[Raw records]
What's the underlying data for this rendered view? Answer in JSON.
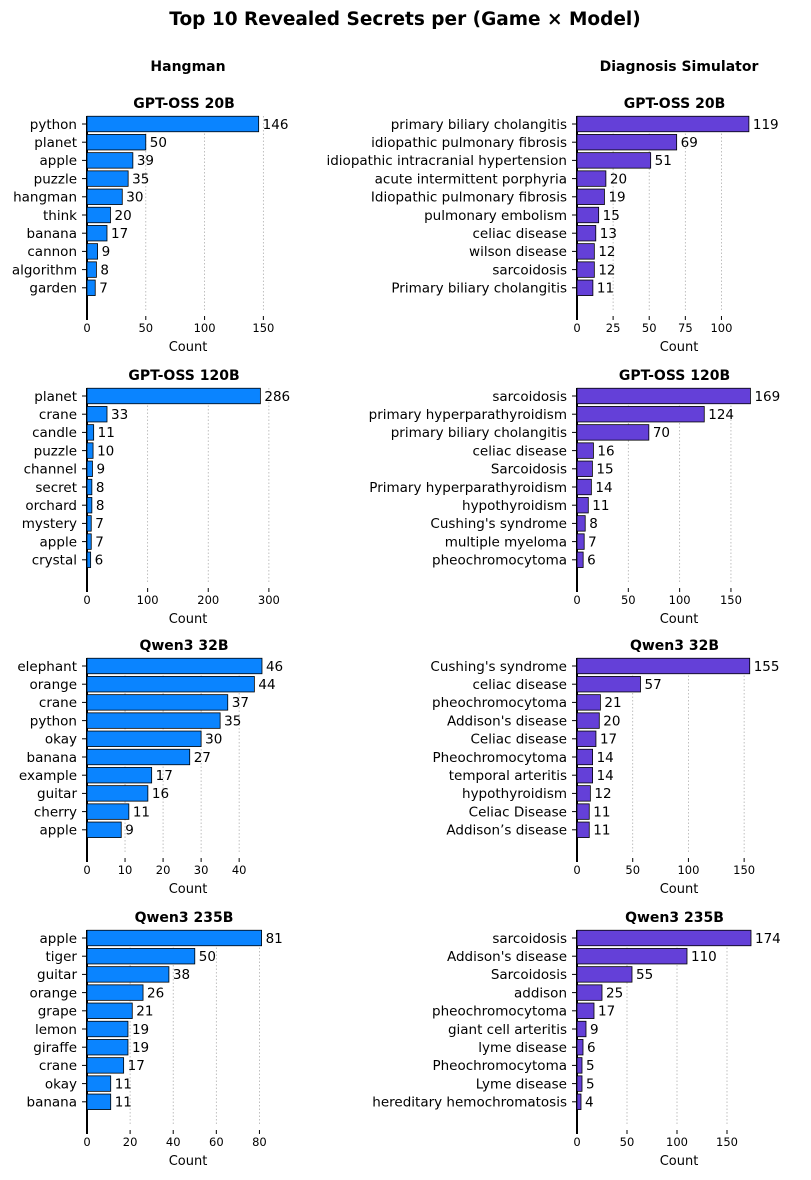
{
  "figure": {
    "title": "Top 10 Revealed Secrets per (Game × Model)",
    "columns": [
      "Hangman",
      "Diagnosis Simulator"
    ]
  },
  "colors": {
    "hangman": "#0a84ff",
    "diagnosis": "#6440d8",
    "edge": "#000000",
    "grid": "#b0b0b0"
  },
  "chart_data": [
    {
      "type": "bar",
      "orientation": "horizontal",
      "game": "Hangman",
      "title": "GPT-OSS 20B",
      "xlabel": "Count",
      "ylabel": "",
      "xlim": [
        0,
        165
      ],
      "xticks": [
        0,
        50,
        100,
        150
      ],
      "categories": [
        "python",
        "planet",
        "apple",
        "puzzle",
        "hangman",
        "think",
        "banana",
        "cannon",
        "algorithm",
        "garden"
      ],
      "values": [
        146,
        50,
        39,
        35,
        30,
        20,
        17,
        9,
        8,
        7
      ]
    },
    {
      "type": "bar",
      "orientation": "horizontal",
      "game": "Diagnosis Simulator",
      "title": "GPT-OSS 20B",
      "xlabel": "Count",
      "ylabel": "",
      "xlim": [
        0,
        135
      ],
      "xticks": [
        0,
        25,
        50,
        75,
        100
      ],
      "categories": [
        "primary biliary cholangitis",
        "idiopathic pulmonary fibrosis",
        "idiopathic intracranial hypertension",
        "acute intermittent porphyria",
        "Idiopathic pulmonary fibrosis",
        "pulmonary embolism",
        "celiac disease",
        "wilson disease",
        "sarcoidosis",
        "Primary biliary cholangitis"
      ],
      "values": [
        119,
        69,
        51,
        20,
        19,
        15,
        13,
        12,
        12,
        11
      ]
    },
    {
      "type": "bar",
      "orientation": "horizontal",
      "game": "Hangman",
      "title": "GPT-OSS 120B",
      "xlabel": "Count",
      "ylabel": "",
      "xlim": [
        0,
        320
      ],
      "xticks": [
        0,
        100,
        200,
        300
      ],
      "categories": [
        "planet",
        "crane",
        "candle",
        "puzzle",
        "channel",
        "secret",
        "orchard",
        "mystery",
        "apple",
        "crystal"
      ],
      "values": [
        286,
        33,
        11,
        10,
        9,
        8,
        8,
        7,
        7,
        6
      ]
    },
    {
      "type": "bar",
      "orientation": "horizontal",
      "game": "Diagnosis Simulator",
      "title": "GPT-OSS 120B",
      "xlabel": "Count",
      "ylabel": "",
      "xlim": [
        0,
        190
      ],
      "xticks": [
        0,
        50,
        100,
        150
      ],
      "categories": [
        "sarcoidosis",
        "primary hyperparathyroidism",
        "primary biliary cholangitis",
        "celiac disease",
        "Sarcoidosis",
        "Primary hyperparathyroidism",
        "hypothyroidism",
        "Cushing's syndrome",
        "multiple myeloma",
        "pheochromocytoma"
      ],
      "values": [
        169,
        124,
        70,
        16,
        15,
        14,
        11,
        8,
        7,
        6
      ]
    },
    {
      "type": "bar",
      "orientation": "horizontal",
      "game": "Hangman",
      "title": "Qwen3 32B",
      "xlabel": "Count",
      "ylabel": "",
      "xlim": [
        0,
        51
      ],
      "xticks": [
        0,
        10,
        20,
        30,
        40
      ],
      "categories": [
        "elephant",
        "orange",
        "crane",
        "python",
        "okay",
        "banana",
        "example",
        "guitar",
        "cherry",
        "apple"
      ],
      "values": [
        46,
        44,
        37,
        35,
        30,
        27,
        17,
        16,
        11,
        9
      ]
    },
    {
      "type": "bar",
      "orientation": "horizontal",
      "game": "Diagnosis Simulator",
      "title": "Qwen3 32B",
      "xlabel": "Count",
      "ylabel": "",
      "xlim": [
        0,
        175
      ],
      "xticks": [
        0,
        50,
        100,
        150
      ],
      "categories": [
        "Cushing's syndrome",
        "celiac disease",
        "pheochromocytoma",
        "Addison's disease",
        "Celiac disease",
        "Pheochromocytoma",
        "temporal arteritis",
        "hypothyroidism",
        "Celiac Disease",
        "Addison’s disease"
      ],
      "values": [
        155,
        57,
        21,
        20,
        17,
        14,
        14,
        12,
        11,
        11
      ]
    },
    {
      "type": "bar",
      "orientation": "horizontal",
      "game": "Hangman",
      "title": "Qwen3 235B",
      "xlabel": "Count",
      "ylabel": "",
      "xlim": [
        0,
        90
      ],
      "xticks": [
        0,
        20,
        40,
        60,
        80
      ],
      "categories": [
        "apple",
        "tiger",
        "guitar",
        "orange",
        "grape",
        "lemon",
        "giraffe",
        "crane",
        "okay",
        "banana"
      ],
      "values": [
        81,
        50,
        38,
        26,
        21,
        19,
        19,
        17,
        11,
        11
      ]
    },
    {
      "type": "bar",
      "orientation": "horizontal",
      "game": "Diagnosis Simulator",
      "title": "Qwen3 235B",
      "xlabel": "Count",
      "ylabel": "",
      "xlim": [
        0,
        195
      ],
      "xticks": [
        0,
        50,
        100,
        150
      ],
      "categories": [
        "sarcoidosis",
        "Addison's disease",
        "Sarcoidosis",
        "addison",
        "pheochromocytoma",
        "giant cell arteritis",
        "lyme disease",
        "Pheochromocytoma",
        "Lyme disease",
        "hereditary hemochromatosis"
      ],
      "values": [
        174,
        110,
        55,
        25,
        17,
        9,
        6,
        5,
        5,
        4
      ]
    }
  ]
}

__What to produce__
Quote the data above in full, leaving out the pictures it holds.

__The response__
What's the underlying data for this rendered view? Answer in JSON.
{
  "figure": {
    "title": "Top 10 Revealed Secrets per (Game × Model)",
    "columns": [
      "Hangman",
      "Diagnosis Simulator"
    ]
  },
  "colors": {
    "hangman": "#0a84ff",
    "diagnosis": "#6440d8",
    "edge": "#000000",
    "grid": "#b0b0b0"
  },
  "chart_data": [
    {
      "type": "bar",
      "orientation": "horizontal",
      "game": "Hangman",
      "title": "GPT-OSS 20B",
      "xlabel": "Count",
      "ylabel": "",
      "xlim": [
        0,
        165
      ],
      "xticks": [
        0,
        50,
        100,
        150
      ],
      "categories": [
        "python",
        "planet",
        "apple",
        "puzzle",
        "hangman",
        "think",
        "banana",
        "cannon",
        "algorithm",
        "garden"
      ],
      "values": [
        146,
        50,
        39,
        35,
        30,
        20,
        17,
        9,
        8,
        7
      ]
    },
    {
      "type": "bar",
      "orientation": "horizontal",
      "game": "Diagnosis Simulator",
      "title": "GPT-OSS 20B",
      "xlabel": "Count",
      "ylabel": "",
      "xlim": [
        0,
        135
      ],
      "xticks": [
        0,
        25,
        50,
        75,
        100
      ],
      "categories": [
        "primary biliary cholangitis",
        "idiopathic pulmonary fibrosis",
        "idiopathic intracranial hypertension",
        "acute intermittent porphyria",
        "Idiopathic pulmonary fibrosis",
        "pulmonary embolism",
        "celiac disease",
        "wilson disease",
        "sarcoidosis",
        "Primary biliary cholangitis"
      ],
      "values": [
        119,
        69,
        51,
        20,
        19,
        15,
        13,
        12,
        12,
        11
      ]
    },
    {
      "type": "bar",
      "orientation": "horizontal",
      "game": "Hangman",
      "title": "GPT-OSS 120B",
      "xlabel": "Count",
      "ylabel": "",
      "xlim": [
        0,
        320
      ],
      "xticks": [
        0,
        100,
        200,
        300
      ],
      "categories": [
        "planet",
        "crane",
        "candle",
        "puzzle",
        "channel",
        "secret",
        "orchard",
        "mystery",
        "apple",
        "crystal"
      ],
      "values": [
        286,
        33,
        11,
        10,
        9,
        8,
        8,
        7,
        7,
        6
      ]
    },
    {
      "type": "bar",
      "orientation": "horizontal",
      "game": "Diagnosis Simulator",
      "title": "GPT-OSS 120B",
      "xlabel": "Count",
      "ylabel": "",
      "xlim": [
        0,
        190
      ],
      "xticks": [
        0,
        50,
        100,
        150
      ],
      "categories": [
        "sarcoidosis",
        "primary hyperparathyroidism",
        "primary biliary cholangitis",
        "celiac disease",
        "Sarcoidosis",
        "Primary hyperparathyroidism",
        "hypothyroidism",
        "Cushing's syndrome",
        "multiple myeloma",
        "pheochromocytoma"
      ],
      "values": [
        169,
        124,
        70,
        16,
        15,
        14,
        11,
        8,
        7,
        6
      ]
    },
    {
      "type": "bar",
      "orientation": "horizontal",
      "game": "Hangman",
      "title": "Qwen3 32B",
      "xlabel": "Count",
      "ylabel": "",
      "xlim": [
        0,
        51
      ],
      "xticks": [
        0,
        10,
        20,
        30,
        40
      ],
      "categories": [
        "elephant",
        "orange",
        "crane",
        "python",
        "okay",
        "banana",
        "example",
        "guitar",
        "cherry",
        "apple"
      ],
      "values": [
        46,
        44,
        37,
        35,
        30,
        27,
        17,
        16,
        11,
        9
      ]
    },
    {
      "type": "bar",
      "orientation": "horizontal",
      "game": "Diagnosis Simulator",
      "title": "Qwen3 32B",
      "xlabel": "Count",
      "ylabel": "",
      "xlim": [
        0,
        175
      ],
      "xticks": [
        0,
        50,
        100,
        150
      ],
      "categories": [
        "Cushing's syndrome",
        "celiac disease",
        "pheochromocytoma",
        "Addison's disease",
        "Celiac disease",
        "Pheochromocytoma",
        "temporal arteritis",
        "hypothyroidism",
        "Celiac Disease",
        "Addison’s disease"
      ],
      "values": [
        155,
        57,
        21,
        20,
        17,
        14,
        14,
        12,
        11,
        11
      ]
    },
    {
      "type": "bar",
      "orientation": "horizontal",
      "game": "Hangman",
      "title": "Qwen3 235B",
      "xlabel": "Count",
      "ylabel": "",
      "xlim": [
        0,
        90
      ],
      "xticks": [
        0,
        20,
        40,
        60,
        80
      ],
      "categories": [
        "apple",
        "tiger",
        "guitar",
        "orange",
        "grape",
        "lemon",
        "giraffe",
        "crane",
        "okay",
        "banana"
      ],
      "values": [
        81,
        50,
        38,
        26,
        21,
        19,
        19,
        17,
        11,
        11
      ]
    },
    {
      "type": "bar",
      "orientation": "horizontal",
      "game": "Diagnosis Simulator",
      "title": "Qwen3 235B",
      "xlabel": "Count",
      "ylabel": "",
      "xlim": [
        0,
        195
      ],
      "xticks": [
        0,
        50,
        100,
        150
      ],
      "categories": [
        "sarcoidosis",
        "Addison's disease",
        "Sarcoidosis",
        "addison",
        "pheochromocytoma",
        "giant cell arteritis",
        "lyme disease",
        "Pheochromocytoma",
        "Lyme disease",
        "hereditary hemochromatosis"
      ],
      "values": [
        174,
        110,
        55,
        25,
        17,
        9,
        6,
        5,
        5,
        4
      ]
    }
  ]
}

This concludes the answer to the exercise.